--- START OF Input records ---

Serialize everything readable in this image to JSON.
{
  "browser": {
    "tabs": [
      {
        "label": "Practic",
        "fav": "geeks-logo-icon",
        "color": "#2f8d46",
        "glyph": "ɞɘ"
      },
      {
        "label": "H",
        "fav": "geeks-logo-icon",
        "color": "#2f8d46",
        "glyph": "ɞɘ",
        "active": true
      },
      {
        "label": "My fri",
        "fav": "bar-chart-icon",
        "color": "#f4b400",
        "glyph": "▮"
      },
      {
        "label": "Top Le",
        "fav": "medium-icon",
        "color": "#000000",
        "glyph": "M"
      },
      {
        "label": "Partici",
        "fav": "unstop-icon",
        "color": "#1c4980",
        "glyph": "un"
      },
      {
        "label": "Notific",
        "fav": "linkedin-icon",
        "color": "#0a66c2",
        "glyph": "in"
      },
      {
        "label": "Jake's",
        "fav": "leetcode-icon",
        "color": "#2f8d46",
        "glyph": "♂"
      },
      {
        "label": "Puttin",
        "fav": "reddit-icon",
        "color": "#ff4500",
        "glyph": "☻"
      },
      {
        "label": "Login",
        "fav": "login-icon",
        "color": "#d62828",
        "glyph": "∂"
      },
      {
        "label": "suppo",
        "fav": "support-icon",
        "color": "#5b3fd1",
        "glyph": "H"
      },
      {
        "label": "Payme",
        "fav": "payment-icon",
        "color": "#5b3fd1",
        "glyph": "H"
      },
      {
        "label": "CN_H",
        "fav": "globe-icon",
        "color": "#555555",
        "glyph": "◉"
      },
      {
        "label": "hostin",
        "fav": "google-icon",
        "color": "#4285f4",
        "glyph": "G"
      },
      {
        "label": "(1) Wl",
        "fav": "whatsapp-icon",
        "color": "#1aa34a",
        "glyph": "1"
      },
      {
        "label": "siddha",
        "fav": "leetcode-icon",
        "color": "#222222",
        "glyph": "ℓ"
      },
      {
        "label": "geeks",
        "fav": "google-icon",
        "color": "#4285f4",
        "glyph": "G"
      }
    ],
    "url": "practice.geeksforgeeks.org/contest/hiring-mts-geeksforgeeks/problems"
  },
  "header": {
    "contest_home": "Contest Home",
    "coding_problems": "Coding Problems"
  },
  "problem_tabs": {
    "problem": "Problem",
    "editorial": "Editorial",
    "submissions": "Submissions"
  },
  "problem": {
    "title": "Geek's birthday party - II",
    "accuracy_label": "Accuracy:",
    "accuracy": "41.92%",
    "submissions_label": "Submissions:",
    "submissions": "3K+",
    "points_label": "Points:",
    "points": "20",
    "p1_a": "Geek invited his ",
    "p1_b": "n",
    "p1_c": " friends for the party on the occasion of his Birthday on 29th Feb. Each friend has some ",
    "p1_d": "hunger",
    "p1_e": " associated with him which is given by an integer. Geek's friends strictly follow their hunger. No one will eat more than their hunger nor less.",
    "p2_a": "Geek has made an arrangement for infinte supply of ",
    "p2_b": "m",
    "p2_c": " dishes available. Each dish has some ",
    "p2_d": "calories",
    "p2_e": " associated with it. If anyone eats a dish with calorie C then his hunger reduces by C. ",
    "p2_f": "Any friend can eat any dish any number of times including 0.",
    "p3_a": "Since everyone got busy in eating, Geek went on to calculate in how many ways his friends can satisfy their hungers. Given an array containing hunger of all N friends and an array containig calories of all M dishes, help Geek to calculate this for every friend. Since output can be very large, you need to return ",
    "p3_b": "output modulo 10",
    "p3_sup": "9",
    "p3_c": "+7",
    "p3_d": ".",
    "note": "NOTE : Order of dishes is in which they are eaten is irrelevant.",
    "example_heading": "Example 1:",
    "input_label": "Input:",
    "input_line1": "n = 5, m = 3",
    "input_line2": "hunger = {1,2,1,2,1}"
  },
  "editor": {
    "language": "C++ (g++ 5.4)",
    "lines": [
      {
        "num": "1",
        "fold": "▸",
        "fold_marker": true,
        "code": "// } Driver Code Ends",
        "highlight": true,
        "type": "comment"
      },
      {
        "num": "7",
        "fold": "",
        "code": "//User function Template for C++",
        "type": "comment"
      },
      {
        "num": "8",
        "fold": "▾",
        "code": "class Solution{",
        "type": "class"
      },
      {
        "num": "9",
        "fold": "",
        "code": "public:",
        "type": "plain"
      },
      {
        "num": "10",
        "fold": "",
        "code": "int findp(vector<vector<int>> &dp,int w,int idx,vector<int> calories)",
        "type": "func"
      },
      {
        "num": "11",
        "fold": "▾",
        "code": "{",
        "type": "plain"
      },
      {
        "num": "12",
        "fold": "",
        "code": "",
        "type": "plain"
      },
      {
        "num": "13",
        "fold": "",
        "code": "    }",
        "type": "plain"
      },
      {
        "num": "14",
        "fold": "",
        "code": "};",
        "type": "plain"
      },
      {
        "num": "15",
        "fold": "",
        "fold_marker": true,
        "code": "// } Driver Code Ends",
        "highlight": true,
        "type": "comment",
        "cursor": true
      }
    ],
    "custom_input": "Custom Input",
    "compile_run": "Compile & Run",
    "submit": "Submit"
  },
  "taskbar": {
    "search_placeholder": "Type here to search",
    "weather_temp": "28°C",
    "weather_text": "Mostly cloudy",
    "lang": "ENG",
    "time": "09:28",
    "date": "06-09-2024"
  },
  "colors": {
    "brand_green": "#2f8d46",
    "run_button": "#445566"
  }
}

--- END OF Input records ---

Instructions to follow ▸
Please quote the records above exactly, without skipping a line.

Answer to the exercise ▸
Serialize everything readable in this image to JSON.
{
  "browser": {
    "tabs": [
      {
        "label": "Practic",
        "fav": "geeks-logo-icon",
        "color": "#2f8d46",
        "glyph": "ɞɘ"
      },
      {
        "label": "H",
        "fav": "geeks-logo-icon",
        "color": "#2f8d46",
        "glyph": "ɞɘ",
        "active": true
      },
      {
        "label": "My fri",
        "fav": "bar-chart-icon",
        "color": "#f4b400",
        "glyph": "▮"
      },
      {
        "label": "Top Le",
        "fav": "medium-icon",
        "color": "#000000",
        "glyph": "M"
      },
      {
        "label": "Partici",
        "fav": "unstop-icon",
        "color": "#1c4980",
        "glyph": "un"
      },
      {
        "label": "Notific",
        "fav": "linkedin-icon",
        "color": "#0a66c2",
        "glyph": "in"
      },
      {
        "label": "Jake's",
        "fav": "leetcode-icon",
        "color": "#2f8d46",
        "glyph": "♂"
      },
      {
        "label": "Puttin",
        "fav": "reddit-icon",
        "color": "#ff4500",
        "glyph": "☻"
      },
      {
        "label": "Login",
        "fav": "login-icon",
        "color": "#d62828",
        "glyph": "∂"
      },
      {
        "label": "suppo",
        "fav": "support-icon",
        "color": "#5b3fd1",
        "glyph": "H"
      },
      {
        "label": "Payme",
        "fav": "payment-icon",
        "color": "#5b3fd1",
        "glyph": "H"
      },
      {
        "label": "CN_H",
        "fav": "globe-icon",
        "color": "#555555",
        "glyph": "◉"
      },
      {
        "label": "hostin",
        "fav": "google-icon",
        "color": "#4285f4",
        "glyph": "G"
      },
      {
        "label": "(1) Wl",
        "fav": "whatsapp-icon",
        "color": "#1aa34a",
        "glyph": "1"
      },
      {
        "label": "siddha",
        "fav": "leetcode-icon",
        "color": "#222222",
        "glyph": "ℓ"
      },
      {
        "label": "geeks",
        "fav": "google-icon",
        "color": "#4285f4",
        "glyph": "G"
      }
    ],
    "url": "practice.geeksforgeeks.org/contest/hiring-mts-geeksforgeeks/problems"
  },
  "header": {
    "contest_home": "Contest Home",
    "coding_problems": "Coding Problems"
  },
  "problem_tabs": {
    "problem": "Problem",
    "editorial": "Editorial",
    "submissions": "Submissions"
  },
  "problem": {
    "title": "Geek's birthday party - II",
    "accuracy_label": "Accuracy:",
    "accuracy": "41.92%",
    "submissions_label": "Submissions:",
    "submissions": "3K+",
    "points_label": "Points:",
    "points": "20",
    "p1_a": "Geek invited his ",
    "p1_b": "n",
    "p1_c": " friends for the party on the occasion of his Birthday on 29th Feb. Each friend has some ",
    "p1_d": "hunger",
    "p1_e": " associated with him which is given by an integer. Geek's friends strictly follow their hunger. No one will eat more than their hunger nor less.",
    "p2_a": "Geek has made an arrangement for infinte supply of ",
    "p2_b": "m",
    "p2_c": " dishes available. Each dish has some ",
    "p2_d": "calories",
    "p2_e": " associated with it. If anyone eats a dish with calorie C then his hunger reduces by C. ",
    "p2_f": "Any friend can eat any dish any number of times including 0.",
    "p3_a": "Since everyone got busy in eating, Geek went on to calculate in how many ways his friends can satisfy their hungers. Given an array containing hunger of all N friends and an array containig calories of all M dishes, help Geek to calculate this for every friend. Since output can be very large, you need to return ",
    "p3_b": "output modulo 10",
    "p3_sup": "9",
    "p3_c": "+7",
    "p3_d": ".",
    "note": "NOTE : Order of dishes is in which they are eaten is irrelevant.",
    "example_heading": "Example 1:",
    "input_label": "Input:",
    "input_line1": "n = 5, m = 3",
    "input_line2": "hunger = {1,2,1,2,1}"
  },
  "editor": {
    "language": "C++ (g++ 5.4)",
    "lines": [
      {
        "num": "1",
        "fold": "▸",
        "fold_marker": true,
        "code": "// } Driver Code Ends",
        "highlight": true,
        "type": "comment"
      },
      {
        "num": "7",
        "fold": "",
        "code": "//User function Template for C++",
        "type": "comment"
      },
      {
        "num": "8",
        "fold": "▾",
        "code": "class Solution{",
        "type": "class"
      },
      {
        "num": "9",
        "fold": "",
        "code": "public:",
        "type": "plain"
      },
      {
        "num": "10",
        "fold": "",
        "code": "int findp(vector<vector<int>> &dp,int w,int idx,vector<int> calories)",
        "type": "func"
      },
      {
        "num": "11",
        "fold": "▾",
        "code": "{",
        "type": "plain"
      },
      {
        "num": "12",
        "fold": "",
        "code": "",
        "type": "plain"
      },
      {
        "num": "13",
        "fold": "",
        "code": "    }",
        "type": "plain"
      },
      {
        "num": "14",
        "fold": "",
        "code": "};",
        "type": "plain"
      },
      {
        "num": "15",
        "fold": "",
        "fold_marker": true,
        "code": "// } Driver Code Ends",
        "highlight": true,
        "type": "comment",
        "cursor": true
      }
    ],
    "custom_input": "Custom Input",
    "compile_run": "Compile & Run",
    "submit": "Submit"
  },
  "taskbar": {
    "search_placeholder": "Type here to search",
    "weather_temp": "28°C",
    "weather_text": "Mostly cloudy",
    "lang": "ENG",
    "time": "09:28",
    "date": "06-09-2024"
  },
  "colors": {
    "brand_green": "#2f8d46",
    "run_button": "#445566"
  }
}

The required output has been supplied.